Your goal =>
Every line that holds the string "from" is to be identified and copied.

(Part of a data file)

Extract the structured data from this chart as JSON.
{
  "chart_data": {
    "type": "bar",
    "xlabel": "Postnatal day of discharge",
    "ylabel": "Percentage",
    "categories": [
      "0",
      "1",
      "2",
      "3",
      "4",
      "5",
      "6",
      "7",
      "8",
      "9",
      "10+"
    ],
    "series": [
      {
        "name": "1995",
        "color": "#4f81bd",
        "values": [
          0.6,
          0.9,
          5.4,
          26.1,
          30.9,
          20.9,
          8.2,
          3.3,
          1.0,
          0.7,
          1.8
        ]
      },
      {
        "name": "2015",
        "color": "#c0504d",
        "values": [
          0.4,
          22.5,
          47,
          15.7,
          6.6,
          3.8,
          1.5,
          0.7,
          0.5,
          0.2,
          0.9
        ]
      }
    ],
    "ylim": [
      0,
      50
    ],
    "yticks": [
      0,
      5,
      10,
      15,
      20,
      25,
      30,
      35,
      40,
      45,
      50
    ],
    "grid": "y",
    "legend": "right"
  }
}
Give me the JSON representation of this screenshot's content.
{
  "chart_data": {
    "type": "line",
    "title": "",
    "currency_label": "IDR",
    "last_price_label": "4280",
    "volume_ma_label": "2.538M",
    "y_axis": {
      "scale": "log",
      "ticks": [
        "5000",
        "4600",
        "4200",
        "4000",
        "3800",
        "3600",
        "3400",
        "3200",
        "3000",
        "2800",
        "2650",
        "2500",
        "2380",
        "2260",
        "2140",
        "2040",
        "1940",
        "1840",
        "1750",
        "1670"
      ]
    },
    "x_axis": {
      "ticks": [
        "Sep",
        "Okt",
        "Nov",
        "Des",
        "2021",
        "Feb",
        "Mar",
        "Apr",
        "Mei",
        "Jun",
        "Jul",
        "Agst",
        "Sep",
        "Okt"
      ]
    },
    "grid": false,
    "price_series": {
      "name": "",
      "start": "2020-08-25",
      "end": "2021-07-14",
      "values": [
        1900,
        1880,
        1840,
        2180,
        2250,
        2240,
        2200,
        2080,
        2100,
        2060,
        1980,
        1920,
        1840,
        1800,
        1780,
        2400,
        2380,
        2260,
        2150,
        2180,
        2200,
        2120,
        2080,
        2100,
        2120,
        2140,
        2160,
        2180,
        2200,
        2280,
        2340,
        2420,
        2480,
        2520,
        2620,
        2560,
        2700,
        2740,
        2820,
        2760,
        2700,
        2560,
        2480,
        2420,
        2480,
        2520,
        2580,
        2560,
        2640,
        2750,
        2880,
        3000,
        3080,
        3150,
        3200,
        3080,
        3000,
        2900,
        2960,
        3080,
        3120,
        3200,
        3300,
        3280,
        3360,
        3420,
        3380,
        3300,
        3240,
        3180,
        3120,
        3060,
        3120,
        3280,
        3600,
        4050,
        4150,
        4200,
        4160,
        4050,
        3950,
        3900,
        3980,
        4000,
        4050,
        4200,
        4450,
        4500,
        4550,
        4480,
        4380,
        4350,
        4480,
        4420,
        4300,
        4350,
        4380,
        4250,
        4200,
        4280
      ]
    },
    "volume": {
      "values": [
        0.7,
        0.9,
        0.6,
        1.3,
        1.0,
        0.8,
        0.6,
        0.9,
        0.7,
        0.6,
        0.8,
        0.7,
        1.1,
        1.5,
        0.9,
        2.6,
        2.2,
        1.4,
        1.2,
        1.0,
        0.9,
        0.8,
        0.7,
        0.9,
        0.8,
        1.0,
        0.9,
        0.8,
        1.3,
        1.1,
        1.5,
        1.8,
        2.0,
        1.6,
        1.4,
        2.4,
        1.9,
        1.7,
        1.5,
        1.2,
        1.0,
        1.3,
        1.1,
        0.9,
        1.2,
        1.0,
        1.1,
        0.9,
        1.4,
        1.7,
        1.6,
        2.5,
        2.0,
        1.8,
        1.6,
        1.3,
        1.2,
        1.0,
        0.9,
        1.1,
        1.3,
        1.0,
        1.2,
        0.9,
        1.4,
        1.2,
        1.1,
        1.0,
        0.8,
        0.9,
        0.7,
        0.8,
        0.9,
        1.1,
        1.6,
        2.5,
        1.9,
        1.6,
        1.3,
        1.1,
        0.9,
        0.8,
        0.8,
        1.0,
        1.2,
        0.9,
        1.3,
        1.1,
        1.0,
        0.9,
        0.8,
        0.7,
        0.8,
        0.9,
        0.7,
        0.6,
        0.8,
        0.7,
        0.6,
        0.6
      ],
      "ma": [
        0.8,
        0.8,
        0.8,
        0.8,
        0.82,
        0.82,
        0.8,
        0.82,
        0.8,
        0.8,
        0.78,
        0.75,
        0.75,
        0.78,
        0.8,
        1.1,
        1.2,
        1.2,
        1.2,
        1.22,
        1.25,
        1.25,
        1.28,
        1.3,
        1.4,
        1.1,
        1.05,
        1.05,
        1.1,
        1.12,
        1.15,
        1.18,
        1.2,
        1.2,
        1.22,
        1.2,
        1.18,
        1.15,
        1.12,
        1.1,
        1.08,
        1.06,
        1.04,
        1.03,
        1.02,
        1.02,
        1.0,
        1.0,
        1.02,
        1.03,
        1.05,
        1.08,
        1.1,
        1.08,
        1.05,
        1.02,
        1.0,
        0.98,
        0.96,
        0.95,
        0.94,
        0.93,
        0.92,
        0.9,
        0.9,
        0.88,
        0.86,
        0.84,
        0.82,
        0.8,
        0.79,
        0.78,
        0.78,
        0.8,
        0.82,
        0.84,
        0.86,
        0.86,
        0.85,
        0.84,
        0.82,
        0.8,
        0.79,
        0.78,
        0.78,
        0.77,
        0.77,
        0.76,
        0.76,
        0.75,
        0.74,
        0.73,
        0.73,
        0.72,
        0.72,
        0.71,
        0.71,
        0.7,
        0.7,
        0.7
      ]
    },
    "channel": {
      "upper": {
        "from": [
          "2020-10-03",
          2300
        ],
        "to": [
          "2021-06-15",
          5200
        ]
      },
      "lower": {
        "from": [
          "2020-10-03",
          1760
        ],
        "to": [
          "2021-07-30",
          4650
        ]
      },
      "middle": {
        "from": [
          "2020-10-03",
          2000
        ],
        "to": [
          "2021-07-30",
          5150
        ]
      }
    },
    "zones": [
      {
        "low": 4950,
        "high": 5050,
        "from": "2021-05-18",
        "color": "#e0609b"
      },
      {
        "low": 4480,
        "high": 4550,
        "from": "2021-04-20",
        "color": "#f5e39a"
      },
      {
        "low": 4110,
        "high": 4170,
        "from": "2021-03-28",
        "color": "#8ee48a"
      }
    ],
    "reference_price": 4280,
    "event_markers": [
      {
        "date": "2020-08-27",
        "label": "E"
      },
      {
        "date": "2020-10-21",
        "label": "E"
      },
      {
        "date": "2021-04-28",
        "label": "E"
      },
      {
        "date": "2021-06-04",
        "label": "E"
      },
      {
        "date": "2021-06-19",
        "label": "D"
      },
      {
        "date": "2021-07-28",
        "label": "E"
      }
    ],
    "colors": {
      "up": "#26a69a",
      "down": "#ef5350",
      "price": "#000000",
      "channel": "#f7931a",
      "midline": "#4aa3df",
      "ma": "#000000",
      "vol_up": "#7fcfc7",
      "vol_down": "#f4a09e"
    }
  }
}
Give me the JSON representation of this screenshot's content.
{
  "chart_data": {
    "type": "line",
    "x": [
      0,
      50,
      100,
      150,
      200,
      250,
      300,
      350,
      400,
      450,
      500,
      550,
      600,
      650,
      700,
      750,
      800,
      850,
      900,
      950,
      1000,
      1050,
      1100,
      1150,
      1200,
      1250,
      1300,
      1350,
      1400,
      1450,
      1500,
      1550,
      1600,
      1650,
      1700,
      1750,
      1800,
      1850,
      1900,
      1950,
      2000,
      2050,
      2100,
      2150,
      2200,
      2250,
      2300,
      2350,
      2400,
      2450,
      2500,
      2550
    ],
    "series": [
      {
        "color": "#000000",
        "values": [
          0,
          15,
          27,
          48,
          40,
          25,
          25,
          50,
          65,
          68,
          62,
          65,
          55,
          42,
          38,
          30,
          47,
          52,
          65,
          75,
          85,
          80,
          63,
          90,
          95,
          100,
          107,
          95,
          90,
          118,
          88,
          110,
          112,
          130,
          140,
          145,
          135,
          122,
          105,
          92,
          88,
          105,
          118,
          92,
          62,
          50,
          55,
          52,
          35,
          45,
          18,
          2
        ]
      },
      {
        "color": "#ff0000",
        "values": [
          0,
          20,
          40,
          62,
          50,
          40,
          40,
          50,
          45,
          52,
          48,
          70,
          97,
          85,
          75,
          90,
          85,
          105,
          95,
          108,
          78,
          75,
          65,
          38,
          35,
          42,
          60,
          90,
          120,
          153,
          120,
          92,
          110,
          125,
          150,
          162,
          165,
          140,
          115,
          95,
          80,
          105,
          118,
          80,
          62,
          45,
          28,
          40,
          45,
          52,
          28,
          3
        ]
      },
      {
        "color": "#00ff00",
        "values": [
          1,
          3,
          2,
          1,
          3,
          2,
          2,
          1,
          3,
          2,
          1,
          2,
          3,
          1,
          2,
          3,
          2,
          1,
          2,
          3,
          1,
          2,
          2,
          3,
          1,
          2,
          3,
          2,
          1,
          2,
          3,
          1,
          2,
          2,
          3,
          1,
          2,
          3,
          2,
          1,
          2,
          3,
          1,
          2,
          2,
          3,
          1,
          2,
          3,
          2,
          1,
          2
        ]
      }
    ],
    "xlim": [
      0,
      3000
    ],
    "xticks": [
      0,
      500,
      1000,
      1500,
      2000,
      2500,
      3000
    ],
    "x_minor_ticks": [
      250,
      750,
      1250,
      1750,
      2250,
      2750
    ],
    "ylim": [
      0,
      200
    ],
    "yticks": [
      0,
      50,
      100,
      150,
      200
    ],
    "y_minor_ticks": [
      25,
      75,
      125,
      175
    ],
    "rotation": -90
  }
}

Full output =>
Extract the structured data from this chart as JSON.
        "from": [
        "from": [
        "from": [
        "from": "2021-05-18",
        "from": "2021-04-20",
        "from": "2021-03-28",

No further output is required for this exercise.